- Aim: Restate, word for word, all of the material shown below.
___ Record set
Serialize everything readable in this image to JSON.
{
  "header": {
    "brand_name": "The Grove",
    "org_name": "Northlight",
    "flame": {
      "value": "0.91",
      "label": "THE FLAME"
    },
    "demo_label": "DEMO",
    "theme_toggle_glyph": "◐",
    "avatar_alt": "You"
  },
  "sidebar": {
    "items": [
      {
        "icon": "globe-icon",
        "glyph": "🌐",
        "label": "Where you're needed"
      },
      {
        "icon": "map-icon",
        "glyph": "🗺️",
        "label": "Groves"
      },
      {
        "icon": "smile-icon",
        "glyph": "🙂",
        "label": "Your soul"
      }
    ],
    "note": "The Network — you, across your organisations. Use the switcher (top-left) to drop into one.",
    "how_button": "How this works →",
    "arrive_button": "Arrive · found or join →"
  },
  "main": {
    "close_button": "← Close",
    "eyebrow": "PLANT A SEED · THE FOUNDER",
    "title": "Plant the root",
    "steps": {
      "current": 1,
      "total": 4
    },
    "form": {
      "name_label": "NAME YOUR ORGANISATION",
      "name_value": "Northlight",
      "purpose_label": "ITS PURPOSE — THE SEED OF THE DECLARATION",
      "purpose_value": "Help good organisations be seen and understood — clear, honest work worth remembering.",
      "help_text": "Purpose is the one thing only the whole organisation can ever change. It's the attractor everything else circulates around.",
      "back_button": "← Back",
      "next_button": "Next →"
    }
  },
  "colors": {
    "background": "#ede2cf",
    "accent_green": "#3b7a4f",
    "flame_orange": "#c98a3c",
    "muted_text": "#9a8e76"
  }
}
______
- Result:
Serialize everything readable in this image to JSON.
{
  "header": {
    "brand_name": "The Grove",
    "org_name": "Northlight",
    "flame": {
      "value": "0.91",
      "label": "THE FLAME"
    },
    "demo_label": "DEMO",
    "theme_toggle_glyph": "◐",
    "avatar_alt": "You"
  },
  "sidebar": {
    "items": [
      {
        "icon": "globe-icon",
        "glyph": "🌐",
        "label": "Where you're needed"
      },
      {
        "icon": "map-icon",
        "glyph": "🗺️",
        "label": "Groves"
      },
      {
        "icon": "smile-icon",
        "glyph": "🙂",
        "label": "Your soul"
      }
    ],
    "note": "The Network — you, across your organisations. Use the switcher (top-left) to drop into one.",
    "how_button": "How this works →",
    "arrive_button": "Arrive · found or join →"
  },
  "main": {
    "close_button": "← Close",
    "eyebrow": "PLANT A SEED · THE FOUNDER",
    "title": "Plant the root",
    "steps": {
      "current": 1,
      "total": 4
    },
    "form": {
      "name_label": "NAME YOUR ORGANISATION",
      "name_value": "Northlight",
      "purpose_label": "ITS PURPOSE — THE SEED OF THE DECLARATION",
      "purpose_value": "Help good organisations be seen and understood — clear, honest work worth remembering.",
      "help_text": "Purpose is the one thing only the whole organisation can ever change. It's the attractor everything else circulates around.",
      "back_button": "← Back",
      "next_button": "Next →"
    }
  },
  "colors": {
    "background": "#ede2cf",
    "accent_green": "#3b7a4f",
    "flame_orange": "#c98a3c",
    "muted_text": "#9a8e76"
  }
}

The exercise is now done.